[Start SUPPLIED MATERIAL]

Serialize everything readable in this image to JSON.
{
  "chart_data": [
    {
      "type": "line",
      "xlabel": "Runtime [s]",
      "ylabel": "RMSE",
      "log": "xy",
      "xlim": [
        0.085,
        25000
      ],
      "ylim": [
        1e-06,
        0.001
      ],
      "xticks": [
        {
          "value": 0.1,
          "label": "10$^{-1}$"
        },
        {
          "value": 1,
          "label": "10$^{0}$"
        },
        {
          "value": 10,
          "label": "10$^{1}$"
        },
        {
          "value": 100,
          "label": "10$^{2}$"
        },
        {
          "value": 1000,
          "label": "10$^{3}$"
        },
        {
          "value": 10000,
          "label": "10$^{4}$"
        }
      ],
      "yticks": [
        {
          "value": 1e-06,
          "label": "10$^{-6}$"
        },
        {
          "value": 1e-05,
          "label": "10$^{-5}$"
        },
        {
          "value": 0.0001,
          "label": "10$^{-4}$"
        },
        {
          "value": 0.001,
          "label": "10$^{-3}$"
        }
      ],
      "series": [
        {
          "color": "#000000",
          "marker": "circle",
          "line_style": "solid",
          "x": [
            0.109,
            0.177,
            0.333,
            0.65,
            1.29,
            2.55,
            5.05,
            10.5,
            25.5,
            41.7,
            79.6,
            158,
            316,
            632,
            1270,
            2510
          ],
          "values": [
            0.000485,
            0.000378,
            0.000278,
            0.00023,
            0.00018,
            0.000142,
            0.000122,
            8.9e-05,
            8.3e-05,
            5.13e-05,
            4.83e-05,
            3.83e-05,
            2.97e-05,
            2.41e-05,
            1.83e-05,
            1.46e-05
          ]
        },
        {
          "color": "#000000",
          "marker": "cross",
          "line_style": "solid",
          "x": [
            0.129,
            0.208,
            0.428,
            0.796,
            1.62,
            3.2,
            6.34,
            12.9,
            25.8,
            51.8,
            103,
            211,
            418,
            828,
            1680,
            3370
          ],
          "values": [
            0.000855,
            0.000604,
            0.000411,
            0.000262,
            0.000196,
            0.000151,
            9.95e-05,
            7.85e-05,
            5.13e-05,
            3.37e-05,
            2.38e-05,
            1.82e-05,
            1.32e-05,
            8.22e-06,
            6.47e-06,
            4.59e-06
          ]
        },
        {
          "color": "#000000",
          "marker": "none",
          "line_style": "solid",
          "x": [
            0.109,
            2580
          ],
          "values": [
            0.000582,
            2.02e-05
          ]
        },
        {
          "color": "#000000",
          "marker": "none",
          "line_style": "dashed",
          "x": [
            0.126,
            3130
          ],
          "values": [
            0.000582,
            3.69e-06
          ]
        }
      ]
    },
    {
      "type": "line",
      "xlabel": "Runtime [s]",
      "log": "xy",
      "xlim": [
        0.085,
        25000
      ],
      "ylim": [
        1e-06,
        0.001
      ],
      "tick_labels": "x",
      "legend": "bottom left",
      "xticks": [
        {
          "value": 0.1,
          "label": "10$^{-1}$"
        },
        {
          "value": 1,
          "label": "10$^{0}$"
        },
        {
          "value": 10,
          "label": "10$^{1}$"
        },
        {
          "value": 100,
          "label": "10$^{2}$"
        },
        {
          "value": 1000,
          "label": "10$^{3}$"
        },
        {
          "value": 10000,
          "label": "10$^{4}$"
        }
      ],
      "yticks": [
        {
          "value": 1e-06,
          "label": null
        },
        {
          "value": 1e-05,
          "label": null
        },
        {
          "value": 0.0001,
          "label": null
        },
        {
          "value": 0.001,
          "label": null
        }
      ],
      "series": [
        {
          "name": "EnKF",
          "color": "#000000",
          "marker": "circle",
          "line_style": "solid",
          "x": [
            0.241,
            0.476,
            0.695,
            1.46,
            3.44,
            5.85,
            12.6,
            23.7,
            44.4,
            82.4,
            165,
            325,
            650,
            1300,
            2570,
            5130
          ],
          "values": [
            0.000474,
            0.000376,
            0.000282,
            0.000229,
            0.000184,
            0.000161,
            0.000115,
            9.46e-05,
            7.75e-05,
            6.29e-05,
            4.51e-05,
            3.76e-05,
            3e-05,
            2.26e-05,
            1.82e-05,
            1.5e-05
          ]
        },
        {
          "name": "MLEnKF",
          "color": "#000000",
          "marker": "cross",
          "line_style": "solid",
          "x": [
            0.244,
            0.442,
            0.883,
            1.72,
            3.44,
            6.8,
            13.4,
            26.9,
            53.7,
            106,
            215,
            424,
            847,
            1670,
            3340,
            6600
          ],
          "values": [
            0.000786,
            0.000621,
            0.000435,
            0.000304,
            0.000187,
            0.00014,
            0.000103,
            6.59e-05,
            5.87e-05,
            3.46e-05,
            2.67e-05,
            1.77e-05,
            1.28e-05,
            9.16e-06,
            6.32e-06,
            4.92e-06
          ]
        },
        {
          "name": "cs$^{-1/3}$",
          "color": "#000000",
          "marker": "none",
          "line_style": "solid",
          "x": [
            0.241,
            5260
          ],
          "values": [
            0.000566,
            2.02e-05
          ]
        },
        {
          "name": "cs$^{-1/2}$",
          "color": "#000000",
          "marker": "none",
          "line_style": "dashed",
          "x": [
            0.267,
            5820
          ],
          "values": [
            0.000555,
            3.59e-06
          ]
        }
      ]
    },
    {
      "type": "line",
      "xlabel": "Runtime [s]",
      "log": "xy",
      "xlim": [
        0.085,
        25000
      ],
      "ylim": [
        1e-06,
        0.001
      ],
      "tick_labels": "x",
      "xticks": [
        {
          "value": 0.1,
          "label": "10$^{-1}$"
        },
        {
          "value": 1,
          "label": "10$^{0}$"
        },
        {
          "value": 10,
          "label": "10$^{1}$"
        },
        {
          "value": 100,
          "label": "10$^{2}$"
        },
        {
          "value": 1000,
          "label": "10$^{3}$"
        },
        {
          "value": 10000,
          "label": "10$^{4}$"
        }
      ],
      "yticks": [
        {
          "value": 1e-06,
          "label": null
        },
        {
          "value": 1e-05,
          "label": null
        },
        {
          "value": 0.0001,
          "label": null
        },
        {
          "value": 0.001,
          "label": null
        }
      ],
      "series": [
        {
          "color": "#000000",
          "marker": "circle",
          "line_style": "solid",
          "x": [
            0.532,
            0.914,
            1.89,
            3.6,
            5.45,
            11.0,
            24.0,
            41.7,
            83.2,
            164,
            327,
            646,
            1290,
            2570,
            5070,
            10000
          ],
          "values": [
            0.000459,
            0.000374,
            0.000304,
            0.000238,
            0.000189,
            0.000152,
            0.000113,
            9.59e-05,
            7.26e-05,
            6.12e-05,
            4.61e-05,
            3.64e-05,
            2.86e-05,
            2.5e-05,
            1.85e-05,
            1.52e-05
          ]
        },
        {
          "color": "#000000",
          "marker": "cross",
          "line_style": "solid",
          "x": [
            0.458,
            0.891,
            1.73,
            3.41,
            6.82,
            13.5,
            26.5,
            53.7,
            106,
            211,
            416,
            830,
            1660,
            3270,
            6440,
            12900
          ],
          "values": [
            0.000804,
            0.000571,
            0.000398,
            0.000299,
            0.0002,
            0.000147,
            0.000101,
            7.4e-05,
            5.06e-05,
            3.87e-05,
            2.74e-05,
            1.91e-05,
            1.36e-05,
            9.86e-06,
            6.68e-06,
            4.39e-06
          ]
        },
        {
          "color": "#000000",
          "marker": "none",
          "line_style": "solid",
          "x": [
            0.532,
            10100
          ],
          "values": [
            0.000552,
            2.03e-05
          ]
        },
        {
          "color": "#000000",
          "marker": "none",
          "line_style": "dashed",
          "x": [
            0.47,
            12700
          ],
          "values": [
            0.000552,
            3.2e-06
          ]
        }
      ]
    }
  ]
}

[End SUPPLIED MATERIAL]

Retype the entries one by one, exactly.

Serialize everything readable in this image to JSON.
{
  "chart_data": [
    {
      "type": "line",
      "xlabel": "Runtime [s]",
      "ylabel": "RMSE",
      "log": "xy",
      "xlim": [
        0.085,
        25000
      ],
      "ylim": [
        1e-06,
        0.001
      ],
      "xticks": [
        {
          "value": 0.1,
          "label": "10$^{-1}$"
        },
        {
          "value": 1,
          "label": "10$^{0}$"
        },
        {
          "value": 10,
          "label": "10$^{1}$"
        },
        {
          "value": 100,
          "label": "10$^{2}$"
        },
        {
          "value": 1000,
          "label": "10$^{3}$"
        },
        {
          "value": 10000,
          "label": "10$^{4}$"
        }
      ],
      "yticks": [
        {
          "value": 1e-06,
          "label": "10$^{-6}$"
        },
        {
          "value": 1e-05,
          "label": "10$^{-5}$"
        },
        {
          "value": 0.0001,
          "label": "10$^{-4}$"
        },
        {
          "value": 0.001,
          "label": "10$^{-3}$"
        }
      ],
      "series": [
        {
          "color": "#000000",
          "marker": "circle",
          "line_style": "solid",
          "x": [
            0.109,
            0.177,
            0.333,
            0.65,
            1.29,
            2.55,
            5.05,
            10.5,
            25.5,
            41.7,
            79.6,
            158,
            316,
            632,
            1270,
            2510
          ],
          "values": [
            0.000485,
            0.000378,
            0.000278,
            0.00023,
            0.00018,
            0.000142,
            0.000122,
            8.9e-05,
            8.3e-05,
            5.13e-05,
            4.83e-05,
            3.83e-05,
            2.97e-05,
            2.41e-05,
            1.83e-05,
            1.46e-05
          ]
        },
        {
          "color": "#000000",
          "marker": "cross",
          "line_style": "solid",
          "x": [
            0.129,
            0.208,
            0.428,
            0.796,
            1.62,
            3.2,
            6.34,
            12.9,
            25.8,
            51.8,
            103,
            211,
            418,
            828,
            1680,
            3370
          ],
          "values": [
            0.000855,
            0.000604,
            0.000411,
            0.000262,
            0.000196,
            0.000151,
            9.95e-05,
            7.85e-05,
            5.13e-05,
            3.37e-05,
            2.38e-05,
            1.82e-05,
            1.32e-05,
            8.22e-06,
            6.47e-06,
            4.59e-06
          ]
        },
        {
          "color": "#000000",
          "marker": "none",
          "line_style": "solid",
          "x": [
            0.109,
            2580
          ],
          "values": [
            0.000582,
            2.02e-05
          ]
        },
        {
          "color": "#000000",
          "marker": "none",
          "line_style": "dashed",
          "x": [
            0.126,
            3130
          ],
          "values": [
            0.000582,
            3.69e-06
          ]
        }
      ]
    },
    {
      "type": "line",
      "xlabel": "Runtime [s]",
      "log": "xy",
      "xlim": [
        0.085,
        25000
      ],
      "ylim": [
        1e-06,
        0.001
      ],
      "tick_labels": "x",
      "legend": "bottom left",
      "xticks": [
        {
          "value": 0.1,
          "label": "10$^{-1}$"
        },
        {
          "value": 1,
          "label": "10$^{0}$"
        },
        {
          "value": 10,
          "label": "10$^{1}$"
        },
        {
          "value": 100,
          "label": "10$^{2}$"
        },
        {
          "value": 1000,
          "label": "10$^{3}$"
        },
        {
          "value": 10000,
          "label": "10$^{4}$"
        }
      ],
      "yticks": [
        {
          "value": 1e-06,
          "label": null
        },
        {
          "value": 1e-05,
          "label": null
        },
        {
          "value": 0.0001,
          "label": null
        },
        {
          "value": 0.001,
          "label": null
        }
      ],
      "series": [
        {
          "name": "EnKF",
          "color": "#000000",
          "marker": "circle",
          "line_style": "solid",
          "x": [
            0.241,
            0.476,
            0.695,
            1.46,
            3.44,
            5.85,
            12.6,
            23.7,
            44.4,
            82.4,
            165,
            325,
            650,
            1300,
            2570,
            5130
          ],
          "values": [
            0.000474,
            0.000376,
            0.000282,
            0.000229,
            0.000184,
            0.000161,
            0.000115,
            9.46e-05,
            7.75e-05,
            6.29e-05,
            4.51e-05,
            3.76e-05,
            3e-05,
            2.26e-05,
            1.82e-05,
            1.5e-05
          ]
        },
        {
          "name": "MLEnKF",
          "color": "#000000",
          "marker": "cross",
          "line_style": "solid",
          "x": [
            0.244,
            0.442,
            0.883,
            1.72,
            3.44,
            6.8,
            13.4,
            26.9,
            53.7,
            106,
            215,
            424,
            847,
            1670,
            3340,
            6600
          ],
          "values": [
            0.000786,
            0.000621,
            0.000435,
            0.000304,
            0.000187,
            0.00014,
            0.000103,
            6.59e-05,
            5.87e-05,
            3.46e-05,
            2.67e-05,
            1.77e-05,
            1.28e-05,
            9.16e-06,
            6.32e-06,
            4.92e-06
          ]
        },
        {
          "name": "cs$^{-1/3}$",
          "color": "#000000",
          "marker": "none",
          "line_style": "solid",
          "x": [
            0.241,
            5260
          ],
          "values": [
            0.000566,
            2.02e-05
          ]
        },
        {
          "name": "cs$^{-1/2}$",
          "color": "#000000",
          "marker": "none",
          "line_style": "dashed",
          "x": [
            0.267,
            5820
          ],
          "values": [
            0.000555,
            3.59e-06
          ]
        }
      ]
    },
    {
      "type": "line",
      "xlabel": "Runtime [s]",
      "log": "xy",
      "xlim": [
        0.085,
        25000
      ],
      "ylim": [
        1e-06,
        0.001
      ],
      "tick_labels": "x",
      "xticks": [
        {
          "value": 0.1,
          "label": "10$^{-1}$"
        },
        {
          "value": 1,
          "label": "10$^{0}$"
        },
        {
          "value": 10,
          "label": "10$^{1}$"
        },
        {
          "value": 100,
          "label": "10$^{2}$"
        },
        {
          "value": 1000,
          "label": "10$^{3}$"
        },
        {
          "value": 10000,
          "label": "10$^{4}$"
        }
      ],
      "yticks": [
        {
          "value": 1e-06,
          "label": null
        },
        {
          "value": 1e-05,
          "label": null
        },
        {
          "value": 0.0001,
          "label": null
        },
        {
          "value": 0.001,
          "label": null
        }
      ],
      "series": [
        {
          "color": "#000000",
          "marker": "circle",
          "line_style": "solid",
          "x": [
            0.532,
            0.914,
            1.89,
            3.6,
            5.45,
            11.0,
            24.0,
            41.7,
            83.2,
            164,
            327,
            646,
            1290,
            2570,
            5070,
            10000
          ],
          "values": [
            0.000459,
            0.000374,
            0.000304,
            0.000238,
            0.000189,
            0.000152,
            0.000113,
            9.59e-05,
            7.26e-05,
            6.12e-05,
            4.61e-05,
            3.64e-05,
            2.86e-05,
            2.5e-05,
            1.85e-05,
            1.52e-05
          ]
        },
        {
          "color": "#000000",
          "marker": "cross",
          "line_style": "solid",
          "x": [
            0.458,
            0.891,
            1.73,
            3.41,
            6.82,
            13.5,
            26.5,
            53.7,
            106,
            211,
            416,
            830,
            1660,
            3270,
            6440,
            12900
          ],
          "values": [
            0.000804,
            0.000571,
            0.000398,
            0.000299,
            0.0002,
            0.000147,
            0.000101,
            7.4e-05,
            5.06e-05,
            3.87e-05,
            2.74e-05,
            1.91e-05,
            1.36e-05,
            9.86e-06,
            6.68e-06,
            4.39e-06
          ]
        },
        {
          "color": "#000000",
          "marker": "none",
          "line_style": "solid",
          "x": [
            0.532,
            10100
          ],
          "values": [
            0.000552,
            2.03e-05
          ]
        },
        {
          "color": "#000000",
          "marker": "none",
          "line_style": "dashed",
          "x": [
            0.47,
            12700
          ],
          "values": [
            0.000552,
            3.2e-06
          ]
        }
      ]
    }
  ]
}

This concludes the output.